[start]
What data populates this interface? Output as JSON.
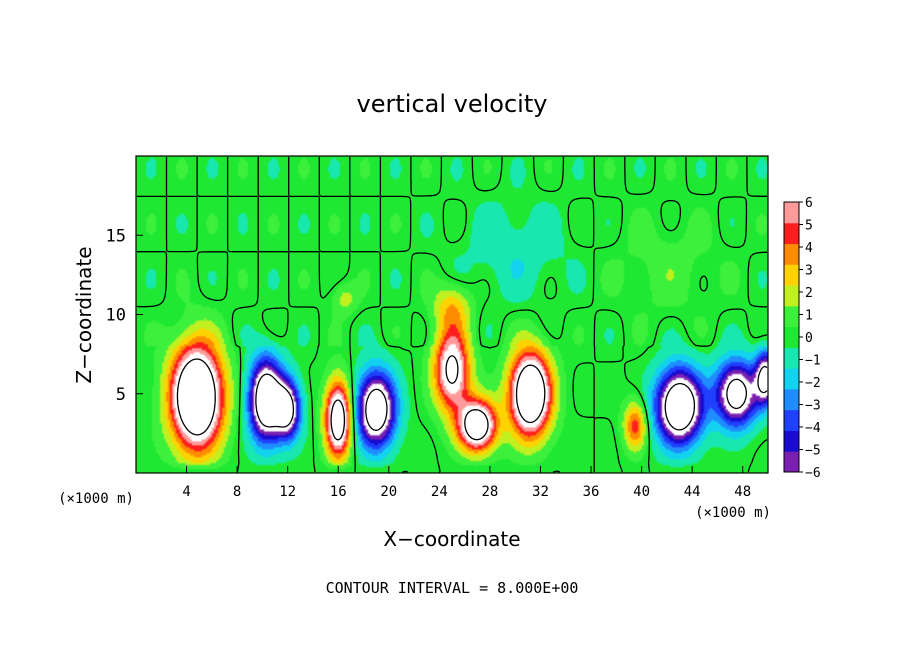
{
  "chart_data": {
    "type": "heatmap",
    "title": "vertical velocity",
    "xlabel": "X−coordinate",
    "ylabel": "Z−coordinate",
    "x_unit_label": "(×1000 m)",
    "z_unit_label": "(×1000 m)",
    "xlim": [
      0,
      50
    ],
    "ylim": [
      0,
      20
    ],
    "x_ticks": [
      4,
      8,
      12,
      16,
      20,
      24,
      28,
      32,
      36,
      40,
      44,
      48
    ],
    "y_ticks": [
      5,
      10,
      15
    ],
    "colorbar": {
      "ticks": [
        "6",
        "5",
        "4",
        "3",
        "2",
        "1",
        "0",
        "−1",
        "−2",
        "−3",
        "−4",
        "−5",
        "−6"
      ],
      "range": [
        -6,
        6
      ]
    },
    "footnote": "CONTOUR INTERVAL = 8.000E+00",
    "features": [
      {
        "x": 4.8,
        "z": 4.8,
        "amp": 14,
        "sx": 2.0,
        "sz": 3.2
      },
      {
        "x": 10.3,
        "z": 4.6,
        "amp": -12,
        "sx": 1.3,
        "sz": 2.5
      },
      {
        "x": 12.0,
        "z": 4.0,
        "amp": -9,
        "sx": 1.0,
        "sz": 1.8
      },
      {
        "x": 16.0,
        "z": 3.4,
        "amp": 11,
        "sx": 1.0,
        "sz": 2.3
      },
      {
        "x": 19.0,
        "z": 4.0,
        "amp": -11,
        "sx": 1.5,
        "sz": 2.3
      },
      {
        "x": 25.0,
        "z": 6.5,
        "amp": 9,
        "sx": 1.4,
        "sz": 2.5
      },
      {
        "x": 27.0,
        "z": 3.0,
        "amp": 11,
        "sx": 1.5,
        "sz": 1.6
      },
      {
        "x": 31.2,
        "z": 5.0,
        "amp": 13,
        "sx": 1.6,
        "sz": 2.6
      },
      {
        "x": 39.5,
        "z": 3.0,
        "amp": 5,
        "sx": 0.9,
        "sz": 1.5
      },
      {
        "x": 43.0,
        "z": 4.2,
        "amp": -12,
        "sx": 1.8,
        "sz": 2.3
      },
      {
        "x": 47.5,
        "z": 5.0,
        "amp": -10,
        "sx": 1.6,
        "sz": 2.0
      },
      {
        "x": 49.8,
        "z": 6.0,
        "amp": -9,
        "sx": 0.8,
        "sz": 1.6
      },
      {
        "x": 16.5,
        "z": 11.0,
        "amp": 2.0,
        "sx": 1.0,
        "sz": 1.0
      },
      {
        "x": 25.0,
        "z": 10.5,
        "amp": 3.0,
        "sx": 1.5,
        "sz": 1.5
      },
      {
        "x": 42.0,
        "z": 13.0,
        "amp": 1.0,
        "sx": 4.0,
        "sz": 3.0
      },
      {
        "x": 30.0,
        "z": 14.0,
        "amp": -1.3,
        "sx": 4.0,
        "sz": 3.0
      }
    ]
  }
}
[end]
Copy out every line of the material above exactly, skipping the pictures.

What data populates this interface? Output as JSON.
{
  "chart_data": {
    "type": "heatmap",
    "title": "vertical velocity",
    "xlabel": "X−coordinate",
    "ylabel": "Z−coordinate",
    "x_unit_label": "(×1000 m)",
    "z_unit_label": "(×1000 m)",
    "xlim": [
      0,
      50
    ],
    "ylim": [
      0,
      20
    ],
    "x_ticks": [
      4,
      8,
      12,
      16,
      20,
      24,
      28,
      32,
      36,
      40,
      44,
      48
    ],
    "y_ticks": [
      5,
      10,
      15
    ],
    "colorbar": {
      "ticks": [
        "6",
        "5",
        "4",
        "3",
        "2",
        "1",
        "0",
        "−1",
        "−2",
        "−3",
        "−4",
        "−5",
        "−6"
      ],
      "range": [
        -6,
        6
      ]
    },
    "footnote": "CONTOUR INTERVAL = 8.000E+00",
    "features": [
      {
        "x": 4.8,
        "z": 4.8,
        "amp": 14,
        "sx": 2.0,
        "sz": 3.2
      },
      {
        "x": 10.3,
        "z": 4.6,
        "amp": -12,
        "sx": 1.3,
        "sz": 2.5
      },
      {
        "x": 12.0,
        "z": 4.0,
        "amp": -9,
        "sx": 1.0,
        "sz": 1.8
      },
      {
        "x": 16.0,
        "z": 3.4,
        "amp": 11,
        "sx": 1.0,
        "sz": 2.3
      },
      {
        "x": 19.0,
        "z": 4.0,
        "amp": -11,
        "sx": 1.5,
        "sz": 2.3
      },
      {
        "x": 25.0,
        "z": 6.5,
        "amp": 9,
        "sx": 1.4,
        "sz": 2.5
      },
      {
        "x": 27.0,
        "z": 3.0,
        "amp": 11,
        "sx": 1.5,
        "sz": 1.6
      },
      {
        "x": 31.2,
        "z": 5.0,
        "amp": 13,
        "sx": 1.6,
        "sz": 2.6
      },
      {
        "x": 39.5,
        "z": 3.0,
        "amp": 5,
        "sx": 0.9,
        "sz": 1.5
      },
      {
        "x": 43.0,
        "z": 4.2,
        "amp": -12,
        "sx": 1.8,
        "sz": 2.3
      },
      {
        "x": 47.5,
        "z": 5.0,
        "amp": -10,
        "sx": 1.6,
        "sz": 2.0
      },
      {
        "x": 49.8,
        "z": 6.0,
        "amp": -9,
        "sx": 0.8,
        "sz": 1.6
      },
      {
        "x": 16.5,
        "z": 11.0,
        "amp": 2.0,
        "sx": 1.0,
        "sz": 1.0
      },
      {
        "x": 25.0,
        "z": 10.5,
        "amp": 3.0,
        "sx": 1.5,
        "sz": 1.5
      },
      {
        "x": 42.0,
        "z": 13.0,
        "amp": 1.0,
        "sx": 4.0,
        "sz": 3.0
      },
      {
        "x": 30.0,
        "z": 14.0,
        "amp": -1.3,
        "sx": 4.0,
        "sz": 3.0
      }
    ]
  }
}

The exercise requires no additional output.